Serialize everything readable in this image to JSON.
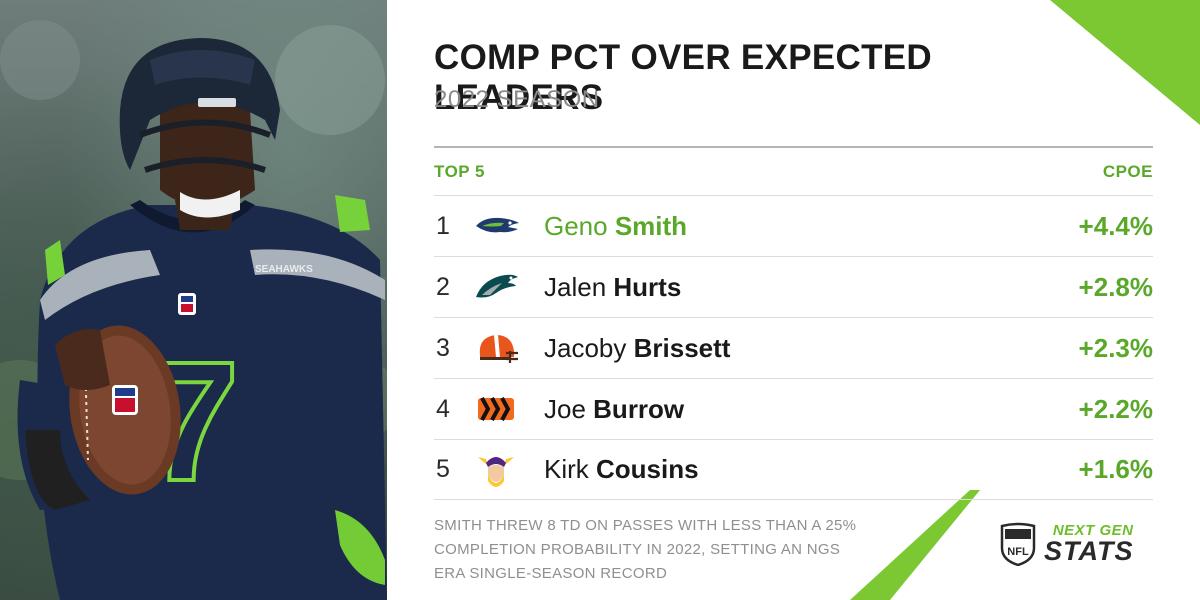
{
  "header": {
    "title": "COMP PCT OVER EXPECTED LEADERS",
    "subtitle": "2022 SEASON"
  },
  "table": {
    "left_header": "TOP 5",
    "right_header": "CPOE",
    "rows": [
      {
        "rank": "1",
        "first": "Geno",
        "last": "Smith",
        "value": "+4.4%",
        "team_icon": "seahawks-logo-icon"
      },
      {
        "rank": "2",
        "first": "Jalen",
        "last": "Hurts",
        "value": "+2.8%",
        "team_icon": "eagles-logo-icon"
      },
      {
        "rank": "3",
        "first": "Jacoby",
        "last": "Brissett",
        "value": "+2.3%",
        "team_icon": "browns-logo-icon"
      },
      {
        "rank": "4",
        "first": "Joe",
        "last": "Burrow",
        "value": "+2.2%",
        "team_icon": "bengals-logo-icon"
      },
      {
        "rank": "5",
        "first": "Kirk",
        "last": "Cousins",
        "value": "+1.6%",
        "team_icon": "vikings-logo-icon"
      }
    ]
  },
  "note": "SMITH THREW 8 TD ON PASSES WITH LESS THAN A 25% COMPLETION PROBABILITY IN 2022, SETTING AN NGS ERA SINGLE-SEASON RECORD",
  "brand": {
    "top": "NEXT GEN",
    "bottom": "STATS",
    "shield": "NFL"
  },
  "colors": {
    "accent_green": "#5aa82a",
    "deco_green": "#7cc832",
    "seahawks_navy": "#1a2a48"
  },
  "photo": {
    "jersey_number": "7",
    "jersey_wordmark": "SEAHAWKS"
  }
}
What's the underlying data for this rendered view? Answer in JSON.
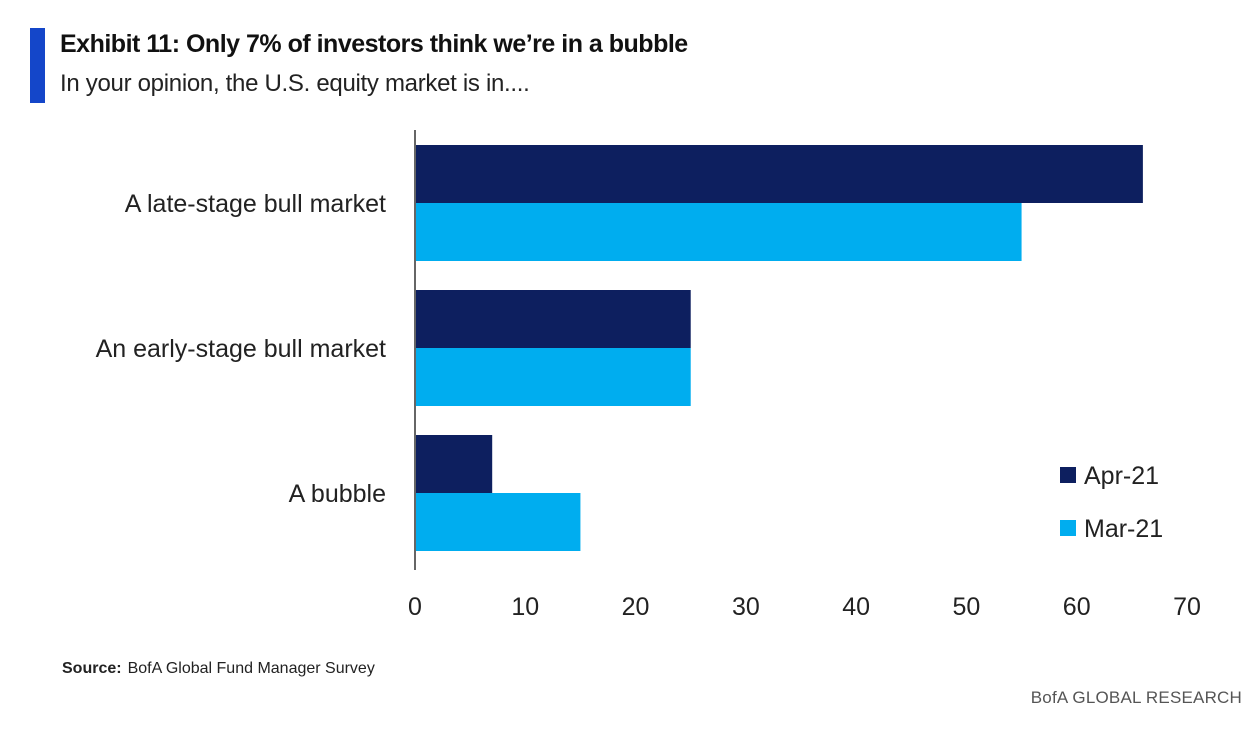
{
  "header": {
    "title": "Exhibit 11: Only 7% of investors think we’re in a bubble",
    "subtitle": "In your opinion, the U.S. equity market is in....",
    "accent_color": "#1446C9"
  },
  "chart_data": {
    "type": "bar",
    "orientation": "horizontal",
    "categories": [
      "A late-stage bull market",
      "An early-stage bull market",
      "A bubble"
    ],
    "series": [
      {
        "name": "Apr-21",
        "color": "#0D1F5F",
        "values": [
          66,
          25,
          7
        ]
      },
      {
        "name": "Mar-21",
        "color": "#00ADEF",
        "values": [
          55,
          25,
          15
        ]
      }
    ],
    "xlim": [
      0,
      70
    ],
    "xticks": [
      "0",
      "10",
      "20",
      "30",
      "40",
      "50",
      "60",
      "70"
    ],
    "grid": false,
    "legend_position": "bottom-right"
  },
  "footer": {
    "source_label": "Source:",
    "source_text": "BofA Global Fund Manager Survey",
    "brand": "BofA GLOBAL RESEARCH"
  }
}
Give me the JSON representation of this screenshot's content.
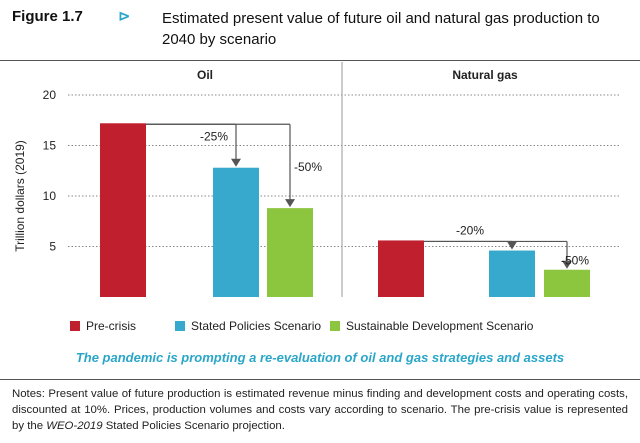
{
  "figure": {
    "number": "Figure 1.7",
    "arrow": "⊳",
    "title": "Estimated present value of future oil and natural gas production to 2040 by scenario"
  },
  "subtitle": "The pandemic is prompting a re-evaluation of oil and gas strategies and assets",
  "notes": {
    "part1": "Notes: Present value of future production is estimated revenue minus finding and development costs and operating costs, discounted at 10%. Prices, production volumes and costs vary according to scenario. The pre-crisis value is represented by the ",
    "emph": "WEO-2019",
    "part2": " Stated Policies Scenario projection."
  },
  "chart_data": {
    "type": "bar",
    "ylabel": "Trillion dollars (2019)",
    "ylim": [
      0,
      20
    ],
    "yticks": [
      5,
      10,
      15,
      20
    ],
    "grid": true,
    "legend_position": "bottom",
    "series": [
      {
        "name": "Pre-crisis",
        "color": "#c0202e"
      },
      {
        "name": "Stated Policies Scenario",
        "color": "#36a9cd"
      },
      {
        "name": "Sustainable Development Scenario",
        "color": "#8cc63f"
      }
    ],
    "panels": [
      {
        "title": "Oil",
        "values": [
          17.2,
          12.8,
          8.8
        ],
        "annotations": [
          {
            "label": "-25%",
            "from": 0,
            "to": 1
          },
          {
            "label": "-50%",
            "from": 0,
            "to": 2
          }
        ]
      },
      {
        "title": "Natural gas",
        "values": [
          5.6,
          4.6,
          2.7
        ],
        "annotations": [
          {
            "label": "-20%",
            "from": 0,
            "to": 1
          },
          {
            "label": "-50%",
            "from": 0,
            "to": 2
          }
        ]
      }
    ]
  }
}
══════════════════════════════
PROBLEM DETAILS
Gather every line from the listing above in which "icon" appears, and copy those lines.

SOLUTION
        "team_icon": "seahawks-logo-icon"
        "team_icon": "eagles-logo-icon"
        "team_icon": "browns-logo-icon"
        "team_icon": "bengals-logo-icon"
        "team_icon": "vikings-logo-icon"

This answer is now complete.